- [The problem]: Without the pictures, output the records below word for word.

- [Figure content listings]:
================================

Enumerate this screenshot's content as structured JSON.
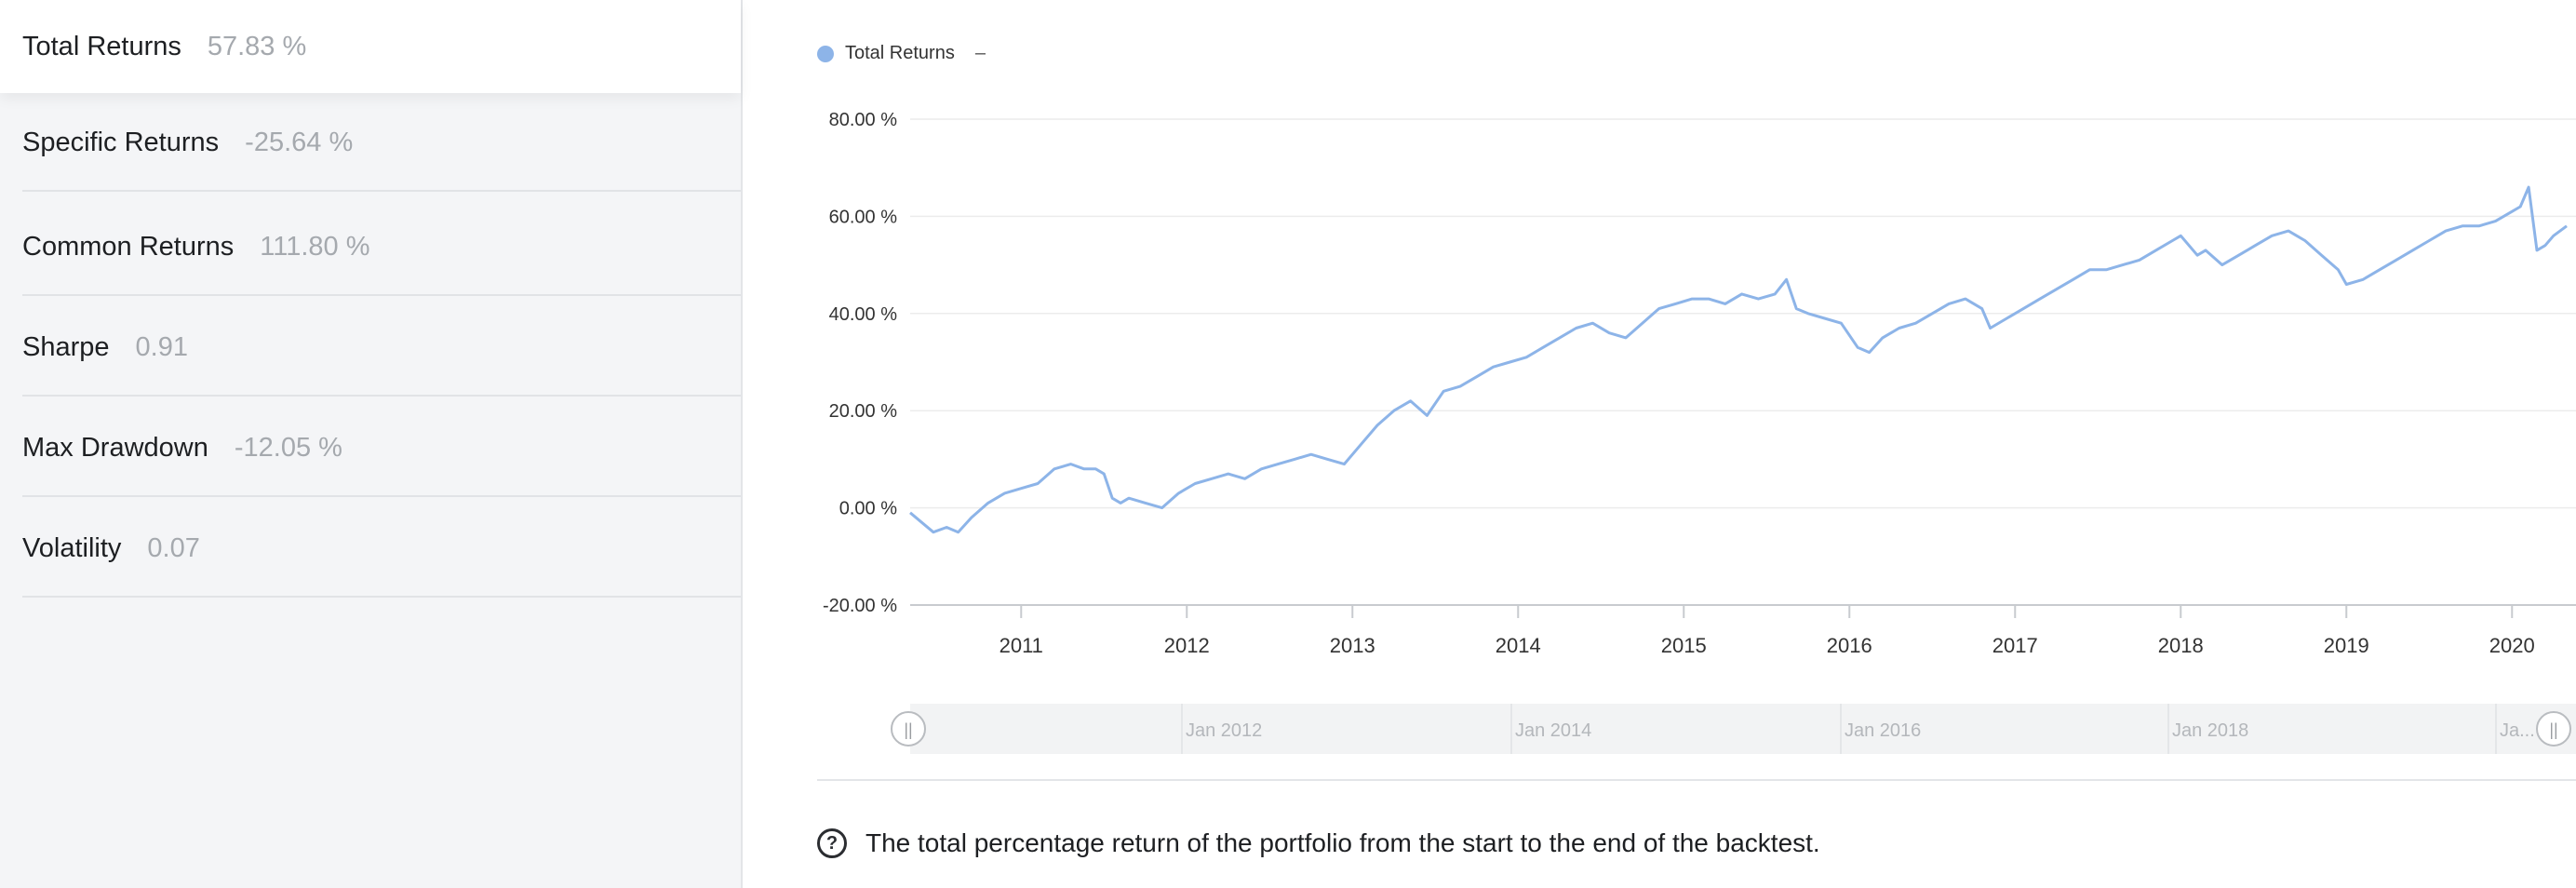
{
  "sidebar": {
    "metrics": [
      {
        "label": "Total Returns",
        "value": "57.83 %"
      },
      {
        "label": "Specific Returns",
        "value": "-25.64 %"
      },
      {
        "label": "Common Returns",
        "value": "111.80 %"
      },
      {
        "label": "Sharpe",
        "value": "0.91"
      },
      {
        "label": "Max Drawdown",
        "value": "-12.05 %"
      },
      {
        "label": "Volatility",
        "value": "0.07"
      }
    ],
    "active_index": 0
  },
  "legend": {
    "label": "Total Returns",
    "suffix": "–",
    "color": "#8db4e8"
  },
  "chart_data": {
    "type": "line",
    "title": "",
    "xlabel": "",
    "ylabel": "",
    "y_ticks": [
      "80.00 %",
      "60.00 %",
      "40.00 %",
      "20.00 %",
      "0.00 %",
      "-20.00 %"
    ],
    "ylim": [
      -20,
      80
    ],
    "x_ticks": [
      "2011",
      "2012",
      "2013",
      "2014",
      "2015",
      "2016",
      "2017",
      "2018",
      "2019",
      "2020"
    ],
    "xlim": [
      2010.33,
      2020.33
    ],
    "grid": true,
    "series": [
      {
        "name": "Total Returns",
        "color": "#8db4e8",
        "x": [
          2010.33,
          2010.4,
          2010.47,
          2010.55,
          2010.62,
          2010.7,
          2010.8,
          2010.9,
          2011.0,
          2011.1,
          2011.2,
          2011.3,
          2011.38,
          2011.45,
          2011.5,
          2011.55,
          2011.6,
          2011.65,
          2011.75,
          2011.85,
          2011.95,
          2012.05,
          2012.15,
          2012.25,
          2012.35,
          2012.45,
          2012.55,
          2012.65,
          2012.75,
          2012.85,
          2012.95,
          2013.05,
          2013.15,
          2013.25,
          2013.35,
          2013.45,
          2013.55,
          2013.65,
          2013.75,
          2013.85,
          2013.95,
          2014.05,
          2014.15,
          2014.25,
          2014.35,
          2014.45,
          2014.55,
          2014.65,
          2014.75,
          2014.85,
          2014.95,
          2015.05,
          2015.15,
          2015.25,
          2015.35,
          2015.45,
          2015.55,
          2015.62,
          2015.68,
          2015.75,
          2015.85,
          2015.95,
          2016.05,
          2016.12,
          2016.2,
          2016.3,
          2016.4,
          2016.5,
          2016.6,
          2016.7,
          2016.8,
          2016.85,
          2016.95,
          2017.05,
          2017.15,
          2017.25,
          2017.35,
          2017.45,
          2017.55,
          2017.65,
          2017.75,
          2017.85,
          2017.95,
          2018.0,
          2018.1,
          2018.15,
          2018.25,
          2018.35,
          2018.45,
          2018.55,
          2018.65,
          2018.75,
          2018.85,
          2018.95,
          2019.0,
          2019.1,
          2019.2,
          2019.3,
          2019.4,
          2019.5,
          2019.6,
          2019.7,
          2019.8,
          2019.9,
          2020.0,
          2020.05,
          2020.1,
          2020.15,
          2020.2,
          2020.25,
          2020.33
        ],
        "y": [
          -1,
          -3,
          -5,
          -4,
          -5,
          -2,
          1,
          3,
          4,
          5,
          8,
          9,
          8,
          8,
          7,
          2,
          1,
          2,
          1,
          0,
          3,
          5,
          6,
          7,
          6,
          8,
          9,
          10,
          11,
          10,
          9,
          13,
          17,
          20,
          22,
          19,
          24,
          25,
          27,
          29,
          30,
          31,
          33,
          35,
          37,
          38,
          36,
          35,
          38,
          41,
          42,
          43,
          43,
          42,
          44,
          43,
          44,
          47,
          41,
          40,
          39,
          38,
          33,
          32,
          35,
          37,
          38,
          40,
          42,
          43,
          41,
          37,
          39,
          41,
          43,
          45,
          47,
          49,
          49,
          50,
          51,
          53,
          55,
          56,
          52,
          53,
          50,
          52,
          54,
          56,
          57,
          55,
          52,
          49,
          46,
          47,
          49,
          51,
          53,
          55,
          57,
          58,
          58,
          59,
          61,
          62,
          66,
          53,
          54,
          56,
          58
        ]
      }
    ],
    "navigator": {
      "labels": [
        "Jan 2012",
        "Jan 2014",
        "Jan 2016",
        "Jan 2018",
        "Ja..."
      ],
      "handle_glyph": "||"
    }
  },
  "help": {
    "icon": "question-circle-icon",
    "glyph": "?",
    "text": "The total percentage return of the portfolio from the start to the end of the backtest."
  }
}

================================

- [Task solution]:
Enumerate this screenshot's content as structured JSON.
{
  "sidebar": {
    "metrics": [
      {
        "label": "Total Returns",
        "value": "57.83 %"
      },
      {
        "label": "Specific Returns",
        "value": "-25.64 %"
      },
      {
        "label": "Common Returns",
        "value": "111.80 %"
      },
      {
        "label": "Sharpe",
        "value": "0.91"
      },
      {
        "label": "Max Drawdown",
        "value": "-12.05 %"
      },
      {
        "label": "Volatility",
        "value": "0.07"
      }
    ],
    "active_index": 0
  },
  "legend": {
    "label": "Total Returns",
    "suffix": "–",
    "color": "#8db4e8"
  },
  "chart_data": {
    "type": "line",
    "title": "",
    "xlabel": "",
    "ylabel": "",
    "y_ticks": [
      "80.00 %",
      "60.00 %",
      "40.00 %",
      "20.00 %",
      "0.00 %",
      "-20.00 %"
    ],
    "ylim": [
      -20,
      80
    ],
    "x_ticks": [
      "2011",
      "2012",
      "2013",
      "2014",
      "2015",
      "2016",
      "2017",
      "2018",
      "2019",
      "2020"
    ],
    "xlim": [
      2010.33,
      2020.33
    ],
    "grid": true,
    "series": [
      {
        "name": "Total Returns",
        "color": "#8db4e8",
        "x": [
          2010.33,
          2010.4,
          2010.47,
          2010.55,
          2010.62,
          2010.7,
          2010.8,
          2010.9,
          2011.0,
          2011.1,
          2011.2,
          2011.3,
          2011.38,
          2011.45,
          2011.5,
          2011.55,
          2011.6,
          2011.65,
          2011.75,
          2011.85,
          2011.95,
          2012.05,
          2012.15,
          2012.25,
          2012.35,
          2012.45,
          2012.55,
          2012.65,
          2012.75,
          2012.85,
          2012.95,
          2013.05,
          2013.15,
          2013.25,
          2013.35,
          2013.45,
          2013.55,
          2013.65,
          2013.75,
          2013.85,
          2013.95,
          2014.05,
          2014.15,
          2014.25,
          2014.35,
          2014.45,
          2014.55,
          2014.65,
          2014.75,
          2014.85,
          2014.95,
          2015.05,
          2015.15,
          2015.25,
          2015.35,
          2015.45,
          2015.55,
          2015.62,
          2015.68,
          2015.75,
          2015.85,
          2015.95,
          2016.05,
          2016.12,
          2016.2,
          2016.3,
          2016.4,
          2016.5,
          2016.6,
          2016.7,
          2016.8,
          2016.85,
          2016.95,
          2017.05,
          2017.15,
          2017.25,
          2017.35,
          2017.45,
          2017.55,
          2017.65,
          2017.75,
          2017.85,
          2017.95,
          2018.0,
          2018.1,
          2018.15,
          2018.25,
          2018.35,
          2018.45,
          2018.55,
          2018.65,
          2018.75,
          2018.85,
          2018.95,
          2019.0,
          2019.1,
          2019.2,
          2019.3,
          2019.4,
          2019.5,
          2019.6,
          2019.7,
          2019.8,
          2019.9,
          2020.0,
          2020.05,
          2020.1,
          2020.15,
          2020.2,
          2020.25,
          2020.33
        ],
        "y": [
          -1,
          -3,
          -5,
          -4,
          -5,
          -2,
          1,
          3,
          4,
          5,
          8,
          9,
          8,
          8,
          7,
          2,
          1,
          2,
          1,
          0,
          3,
          5,
          6,
          7,
          6,
          8,
          9,
          10,
          11,
          10,
          9,
          13,
          17,
          20,
          22,
          19,
          24,
          25,
          27,
          29,
          30,
          31,
          33,
          35,
          37,
          38,
          36,
          35,
          38,
          41,
          42,
          43,
          43,
          42,
          44,
          43,
          44,
          47,
          41,
          40,
          39,
          38,
          33,
          32,
          35,
          37,
          38,
          40,
          42,
          43,
          41,
          37,
          39,
          41,
          43,
          45,
          47,
          49,
          49,
          50,
          51,
          53,
          55,
          56,
          52,
          53,
          50,
          52,
          54,
          56,
          57,
          55,
          52,
          49,
          46,
          47,
          49,
          51,
          53,
          55,
          57,
          58,
          58,
          59,
          61,
          62,
          66,
          53,
          54,
          56,
          58
        ]
      }
    ],
    "navigator": {
      "labels": [
        "Jan 2012",
        "Jan 2014",
        "Jan 2016",
        "Jan 2018",
        "Ja..."
      ],
      "handle_glyph": "||"
    }
  },
  "help": {
    "icon": "question-circle-icon",
    "glyph": "?",
    "text": "The total percentage return of the portfolio from the start to the end of the backtest."
  }
}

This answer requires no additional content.